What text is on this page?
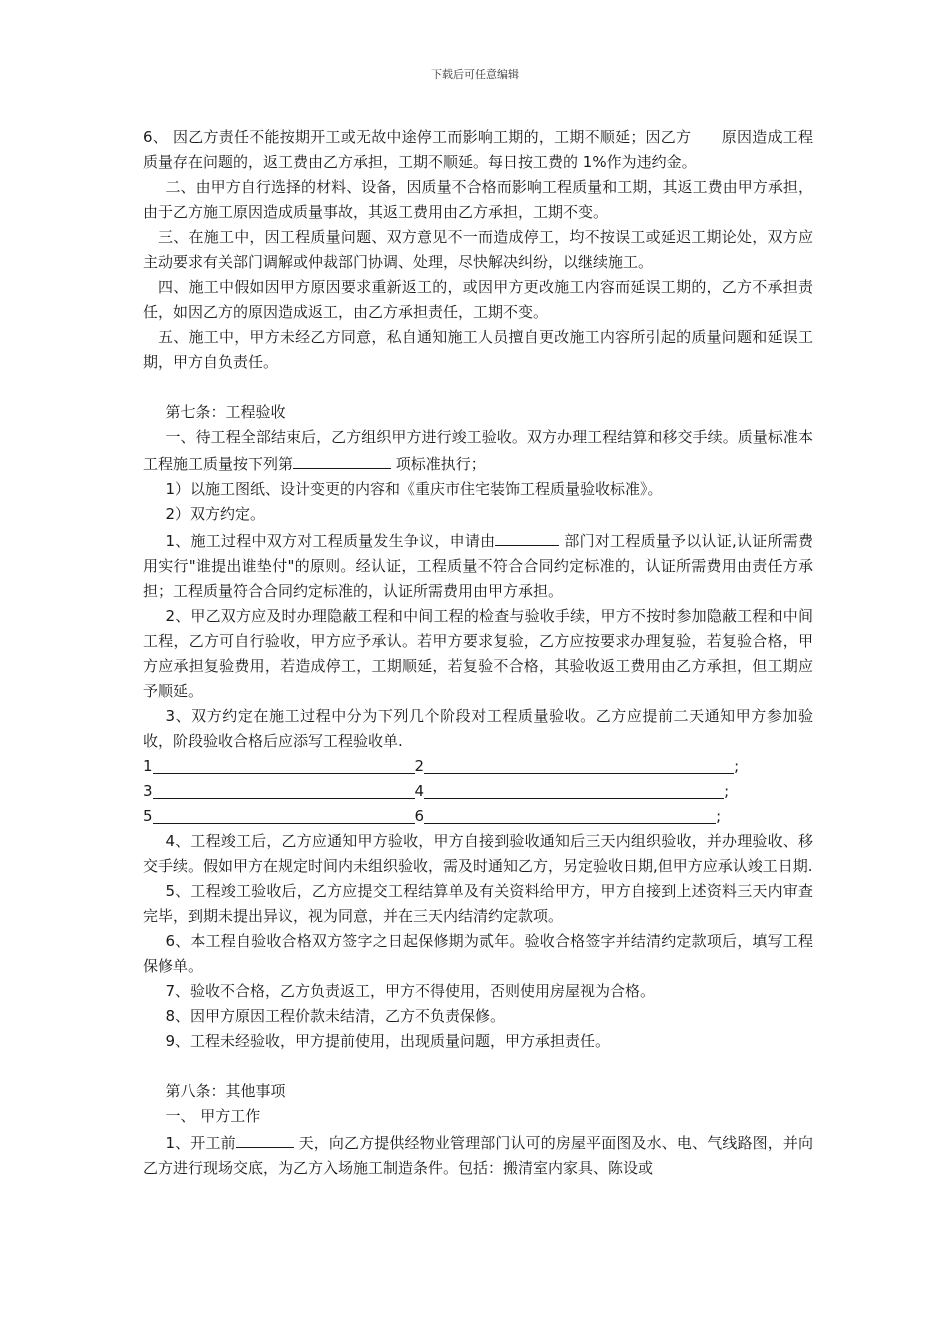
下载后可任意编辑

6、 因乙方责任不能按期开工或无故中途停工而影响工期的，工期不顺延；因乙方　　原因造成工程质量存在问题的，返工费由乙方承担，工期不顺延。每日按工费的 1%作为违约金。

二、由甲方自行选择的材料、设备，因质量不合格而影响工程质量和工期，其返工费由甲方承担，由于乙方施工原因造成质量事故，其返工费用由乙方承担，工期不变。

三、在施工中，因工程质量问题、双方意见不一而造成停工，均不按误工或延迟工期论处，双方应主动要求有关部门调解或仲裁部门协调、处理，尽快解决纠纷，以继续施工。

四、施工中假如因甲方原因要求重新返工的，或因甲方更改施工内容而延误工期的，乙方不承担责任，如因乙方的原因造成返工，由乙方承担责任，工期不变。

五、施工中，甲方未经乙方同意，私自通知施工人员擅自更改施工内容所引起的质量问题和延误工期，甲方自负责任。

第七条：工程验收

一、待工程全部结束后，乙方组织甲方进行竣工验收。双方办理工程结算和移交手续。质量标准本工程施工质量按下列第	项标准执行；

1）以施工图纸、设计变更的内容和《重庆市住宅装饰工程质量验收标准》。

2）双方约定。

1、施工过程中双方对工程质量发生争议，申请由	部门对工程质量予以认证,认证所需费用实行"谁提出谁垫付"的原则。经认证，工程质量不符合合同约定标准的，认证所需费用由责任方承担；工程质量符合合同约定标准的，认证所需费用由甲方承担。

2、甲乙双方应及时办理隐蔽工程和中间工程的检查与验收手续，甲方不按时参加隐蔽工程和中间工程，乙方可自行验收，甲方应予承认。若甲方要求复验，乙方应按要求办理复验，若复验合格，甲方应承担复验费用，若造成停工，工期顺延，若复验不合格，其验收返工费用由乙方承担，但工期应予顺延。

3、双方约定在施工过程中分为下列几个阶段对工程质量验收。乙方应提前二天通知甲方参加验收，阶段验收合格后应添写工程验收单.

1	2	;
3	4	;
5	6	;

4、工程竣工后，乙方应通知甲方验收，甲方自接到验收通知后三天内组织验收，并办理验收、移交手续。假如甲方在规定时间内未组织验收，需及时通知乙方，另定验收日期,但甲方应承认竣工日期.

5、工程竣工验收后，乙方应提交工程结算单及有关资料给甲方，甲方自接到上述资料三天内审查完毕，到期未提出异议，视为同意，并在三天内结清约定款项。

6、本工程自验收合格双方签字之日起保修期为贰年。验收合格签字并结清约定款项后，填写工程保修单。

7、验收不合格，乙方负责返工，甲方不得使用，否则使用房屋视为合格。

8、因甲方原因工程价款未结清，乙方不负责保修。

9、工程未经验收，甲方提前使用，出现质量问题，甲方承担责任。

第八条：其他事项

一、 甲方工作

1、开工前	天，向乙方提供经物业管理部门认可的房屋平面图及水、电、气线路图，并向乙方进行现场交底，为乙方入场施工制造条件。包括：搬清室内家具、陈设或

- _GOAL_
Each record must be quoted in full and exactly. Do not include the pictures.

- _SOLUTION TO THIS EXERCISE_
What text is on this page?
下载后可任意编辑

6、 因乙方责任不能按期开工或无故中途停工而影响工期的，工期不顺延；因乙方　　原因造成工程质量存在问题的，返工费由乙方承担，工期不顺延。每日按工费的 1%作为违约金。

二、由甲方自行选择的材料、设备，因质量不合格而影响工程质量和工期，其返工费由甲方承担，由于乙方施工原因造成质量事故，其返工费用由乙方承担，工期不变。

三、在施工中，因工程质量问题、双方意见不一而造成停工，均不按误工或延迟工期论处，双方应主动要求有关部门调解或仲裁部门协调、处理，尽快解决纠纷，以继续施工。

四、施工中假如因甲方原因要求重新返工的，或因甲方更改施工内容而延误工期的，乙方不承担责任，如因乙方的原因造成返工，由乙方承担责任，工期不变。

五、施工中，甲方未经乙方同意，私自通知施工人员擅自更改施工内容所引起的质量问题和延误工期，甲方自负责任。

第七条：工程验收

一、待工程全部结束后，乙方组织甲方进行竣工验收。双方办理工程结算和移交手续。质量标准本工程施工质量按下列第	项标准执行；

1）以施工图纸、设计变更的内容和《重庆市住宅装饰工程质量验收标准》。

2）双方约定。

1、施工过程中双方对工程质量发生争议，申请由	部门对工程质量予以认证,认证所需费用实行"谁提出谁垫付"的原则。经认证，工程质量不符合合同约定标准的，认证所需费用由责任方承担；工程质量符合合同约定标准的，认证所需费用由甲方承担。

2、甲乙双方应及时办理隐蔽工程和中间工程的检查与验收手续，甲方不按时参加隐蔽工程和中间工程，乙方可自行验收，甲方应予承认。若甲方要求复验，乙方应按要求办理复验，若复验合格，甲方应承担复验费用，若造成停工，工期顺延，若复验不合格，其验收返工费用由乙方承担，但工期应予顺延。

3、双方约定在施工过程中分为下列几个阶段对工程质量验收。乙方应提前二天通知甲方参加验收，阶段验收合格后应添写工程验收单.

1	2	;
3	4	;
5	6	;

4、工程竣工后，乙方应通知甲方验收，甲方自接到验收通知后三天内组织验收，并办理验收、移交手续。假如甲方在规定时间内未组织验收，需及时通知乙方，另定验收日期,但甲方应承认竣工日期.

5、工程竣工验收后，乙方应提交工程结算单及有关资料给甲方，甲方自接到上述资料三天内审查完毕，到期未提出异议，视为同意，并在三天内结清约定款项。

6、本工程自验收合格双方签字之日起保修期为贰年。验收合格签字并结清约定款项后，填写工程保修单。

7、验收不合格，乙方负责返工，甲方不得使用，否则使用房屋视为合格。

8、因甲方原因工程价款未结清，乙方不负责保修。

9、工程未经验收，甲方提前使用，出现质量问题，甲方承担责任。

第八条：其他事项

一、 甲方工作

1、开工前	天，向乙方提供经物业管理部门认可的房屋平面图及水、电、气线路图，并向乙方进行现场交底，为乙方入场施工制造条件。包括：搬清室内家具、陈设或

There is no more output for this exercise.